→ Exercise aim
Quote every line of the data below as it stands, omitting pictures.

→ Extracted material
§

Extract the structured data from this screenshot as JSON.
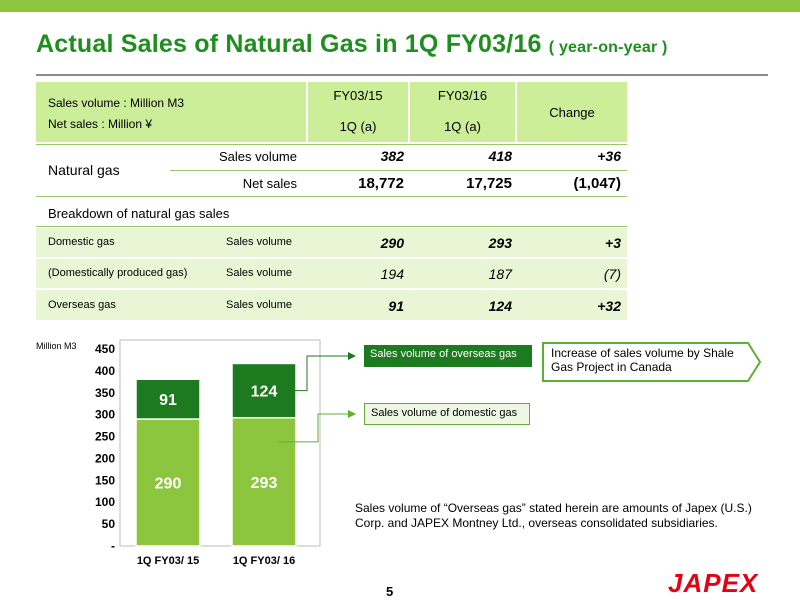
{
  "title": {
    "main": "Actual Sales of  Natural Gas  in 1Q FY03/16",
    "sub": "( year-on-year )"
  },
  "table": {
    "header": {
      "units_line1": "Sales volume : Million M3",
      "units_line2": "Net sales : Million ¥",
      "col1_line1": "FY03/15",
      "col1_line2": "1Q (a)",
      "col2_line1": "FY03/16",
      "col2_line2": "1Q (a)",
      "col3": "Change"
    },
    "natural_gas": {
      "label": "Natural gas",
      "rows": [
        {
          "label": "Sales volume",
          "fy15": "382",
          "fy16": "418",
          "change": "+36"
        },
        {
          "label": "Net sales",
          "fy15": "18,772",
          "fy16": "17,725",
          "change": "(1,047)"
        }
      ]
    },
    "breakdown_label": "Breakdown of natural gas sales",
    "breakdown": [
      {
        "name": "Domestic gas",
        "metric": "Sales volume",
        "fy15": "290",
        "fy16": "293",
        "change": "+3"
      },
      {
        "name": "(Domestically produced gas)",
        "metric": "Sales volume",
        "fy15": "194",
        "fy16": "187",
        "change": "(7)"
      },
      {
        "name": "Overseas gas",
        "metric": "Sales volume",
        "fy15": "91",
        "fy16": "124",
        "change": "+32"
      }
    ]
  },
  "chart_data": {
    "type": "bar",
    "stacked": true,
    "unit_label": "Million M3",
    "categories": [
      "1Q FY03/ 15",
      "1Q FY03/ 16"
    ],
    "series": [
      {
        "name": "Sales volume of domestic gas",
        "values": [
          290,
          293
        ],
        "color": "#8cc63f"
      },
      {
        "name": "Sales volume of overseas gas",
        "values": [
          91,
          124
        ],
        "color": "#1e7a1e"
      }
    ],
    "ylim": [
      0,
      450
    ],
    "yticks": [
      "-",
      "50",
      "100",
      "150",
      "200",
      "250",
      "300",
      "350",
      "400",
      "450"
    ],
    "data_labels": [
      [
        "290",
        "293"
      ],
      [
        "91",
        "124"
      ]
    ]
  },
  "callouts": {
    "overseas": "Sales volume of overseas gas",
    "domestic": "Sales volume of domestic gas",
    "arrow_text": "Increase of sales volume  by Shale Gas Project in Canada"
  },
  "note": "Sales volume of “Overseas gas” stated herein are amounts of Japex (U.S.) Corp. and JAPEX Montney Ltd., overseas consolidated subsidiaries.",
  "page_number": "5",
  "logo_text": "JAPEX",
  "colors": {
    "accent": "#8cc63f",
    "title": "#1e8f1e",
    "header_fill": "#ccee99",
    "row_fill": "#e9f6d6",
    "dark_bar": "#1e7a1e",
    "logo": "#e60012"
  }
}
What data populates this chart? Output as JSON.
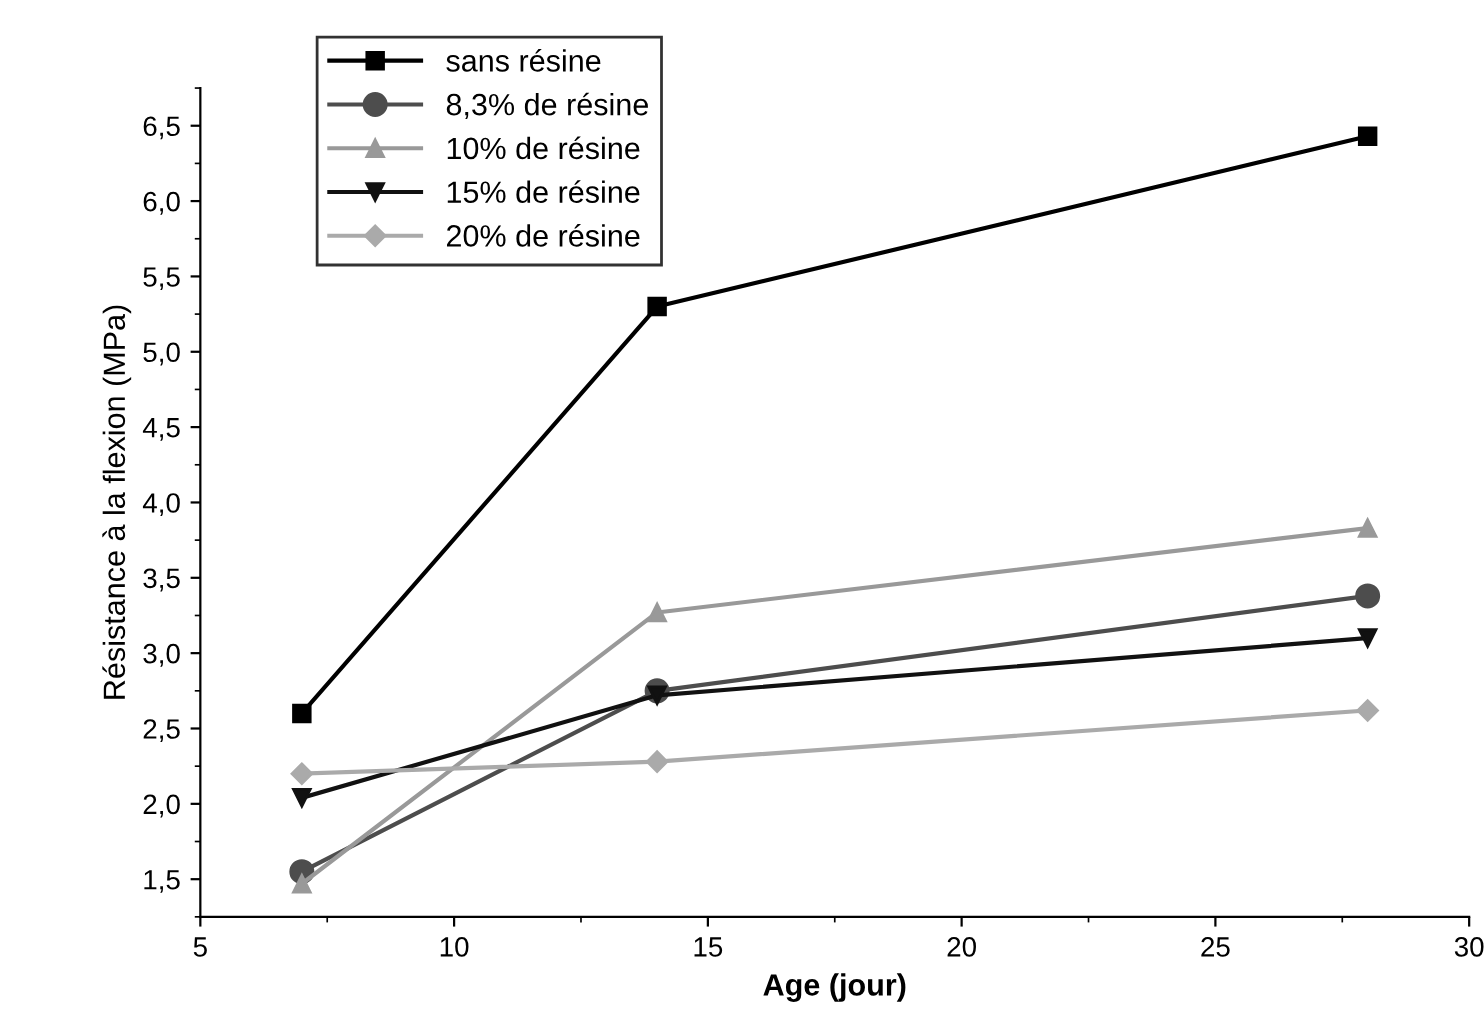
{
  "chart_data": {
    "type": "line",
    "xlabel": "Age (jour)",
    "ylabel": "Résistance à la flexion (MPa)",
    "x": [
      7,
      14,
      28
    ],
    "series": [
      {
        "name": "sans résine",
        "color": "#000000",
        "marker": "square",
        "values": [
          2.6,
          5.3,
          6.43
        ]
      },
      {
        "name": "8,3% de résine",
        "color": "#4d4d4d",
        "marker": "circle",
        "values": [
          1.55,
          2.75,
          3.38
        ]
      },
      {
        "name": "10% de résine",
        "color": "#999999",
        "marker": "triangle",
        "values": [
          1.47,
          3.27,
          3.83
        ]
      },
      {
        "name": "15% de résine",
        "color": "#111111",
        "marker": "triangle_down",
        "values": [
          2.04,
          2.72,
          3.1
        ]
      },
      {
        "name": "20% de résine",
        "color": "#aaaaaa",
        "marker": "diamond",
        "values": [
          2.2,
          2.28,
          2.62
        ]
      }
    ],
    "xlim": [
      5,
      30
    ],
    "xticks": [
      5,
      10,
      15,
      20,
      25,
      30
    ],
    "ylim": [
      1.25,
      6.75
    ],
    "yticks": [
      {
        "value": 1.5,
        "label": "1,5"
      },
      {
        "value": 2.0,
        "label": "2,0"
      },
      {
        "value": 2.5,
        "label": "2,5"
      },
      {
        "value": 3.0,
        "label": "3,0"
      },
      {
        "value": 3.5,
        "label": "3,5"
      },
      {
        "value": 4.0,
        "label": "4,0"
      },
      {
        "value": 4.5,
        "label": "4,5"
      },
      {
        "value": 5.0,
        "label": "5,0"
      },
      {
        "value": 5.5,
        "label": "5,5"
      },
      {
        "value": 6.0,
        "label": "6,0"
      },
      {
        "value": 6.5,
        "label": "6,5"
      }
    ],
    "grid": false,
    "legend": "top left",
    "line_style": "solid"
  }
}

§

→ Solution to this problem
Extract the structured data from this screenshot as JSON.
{
  "title": {
    "main": "Actual Sales of  Natural Gas  in 1Q FY03/16",
    "sub": "( year-on-year )"
  },
  "table": {
    "header": {
      "units_line1": "Sales volume : Million M3",
      "units_line2": "Net sales : Million ¥",
      "col1_line1": "FY03/15",
      "col1_line2": "1Q (a)",
      "col2_line1": "FY03/16",
      "col2_line2": "1Q (a)",
      "col3": "Change"
    },
    "natural_gas": {
      "label": "Natural gas",
      "rows": [
        {
          "label": "Sales volume",
          "fy15": "382",
          "fy16": "418",
          "change": "+36"
        },
        {
          "label": "Net sales",
          "fy15": "18,772",
          "fy16": "17,725",
          "change": "(1,047)"
        }
      ]
    },
    "breakdown_label": "Breakdown of natural gas sales",
    "breakdown": [
      {
        "name": "Domestic gas",
        "metric": "Sales volume",
        "fy15": "290",
        "fy16": "293",
        "change": "+3"
      },
      {
        "name": "(Domestically produced gas)",
        "metric": "Sales volume",
        "fy15": "194",
        "fy16": "187",
        "change": "(7)"
      },
      {
        "name": "Overseas gas",
        "metric": "Sales volume",
        "fy15": "91",
        "fy16": "124",
        "change": "+32"
      }
    ]
  },
  "chart_data": {
    "type": "bar",
    "stacked": true,
    "unit_label": "Million M3",
    "categories": [
      "1Q FY03/ 15",
      "1Q FY03/ 16"
    ],
    "series": [
      {
        "name": "Sales volume of domestic gas",
        "values": [
          290,
          293
        ],
        "color": "#8cc63f"
      },
      {
        "name": "Sales volume of overseas gas",
        "values": [
          91,
          124
        ],
        "color": "#1e7a1e"
      }
    ],
    "ylim": [
      0,
      450
    ],
    "yticks": [
      "-",
      "50",
      "100",
      "150",
      "200",
      "250",
      "300",
      "350",
      "400",
      "450"
    ],
    "data_labels": [
      [
        "290",
        "293"
      ],
      [
        "91",
        "124"
      ]
    ]
  },
  "callouts": {
    "overseas": "Sales volume of overseas gas",
    "domestic": "Sales volume of domestic gas",
    "arrow_text": "Increase of sales volume  by Shale Gas Project in Canada"
  },
  "note": "Sales volume of “Overseas gas” stated herein are amounts of Japex (U.S.) Corp. and JAPEX Montney Ltd., overseas consolidated subsidiaries.",
  "page_number": "5",
  "logo_text": "JAPEX",
  "colors": {
    "accent": "#8cc63f",
    "title": "#1e8f1e",
    "header_fill": "#ccee99",
    "row_fill": "#e9f6d6",
    "dark_bar": "#1e7a1e",
    "logo": "#e60012"
  }
}
What data populates this chart? Output as JSON.
{
  "chart_data": {
    "type": "line",
    "xlabel": "Age (jour)",
    "ylabel": "Résistance à la flexion (MPa)",
    "x": [
      7,
      14,
      28
    ],
    "series": [
      {
        "name": "sans résine",
        "color": "#000000",
        "marker": "square",
        "values": [
          2.6,
          5.3,
          6.43
        ]
      },
      {
        "name": "8,3% de résine",
        "color": "#4d4d4d",
        "marker": "circle",
        "values": [
          1.55,
          2.75,
          3.38
        ]
      },
      {
        "name": "10% de résine",
        "color": "#999999",
        "marker": "triangle",
        "values": [
          1.47,
          3.27,
          3.83
        ]
      },
      {
        "name": "15% de résine",
        "color": "#111111",
        "marker": "triangle_down",
        "values": [
          2.04,
          2.72,
          3.1
        ]
      },
      {
        "name": "20% de résine",
        "color": "#aaaaaa",
        "marker": "diamond",
        "values": [
          2.2,
          2.28,
          2.62
        ]
      }
    ],
    "xlim": [
      5,
      30
    ],
    "xticks": [
      5,
      10,
      15,
      20,
      25,
      30
    ],
    "ylim": [
      1.25,
      6.75
    ],
    "yticks": [
      {
        "value": 1.5,
        "label": "1,5"
      },
      {
        "value": 2.0,
        "label": "2,0"
      },
      {
        "value": 2.5,
        "label": "2,5"
      },
      {
        "value": 3.0,
        "label": "3,0"
      },
      {
        "value": 3.5,
        "label": "3,5"
      },
      {
        "value": 4.0,
        "label": "4,0"
      },
      {
        "value": 4.5,
        "label": "4,5"
      },
      {
        "value": 5.0,
        "label": "5,0"
      },
      {
        "value": 5.5,
        "label": "5,5"
      },
      {
        "value": 6.0,
        "label": "6,0"
      },
      {
        "value": 6.5,
        "label": "6,5"
      }
    ],
    "grid": false,
    "legend": "top left",
    "line_style": "solid"
  }
}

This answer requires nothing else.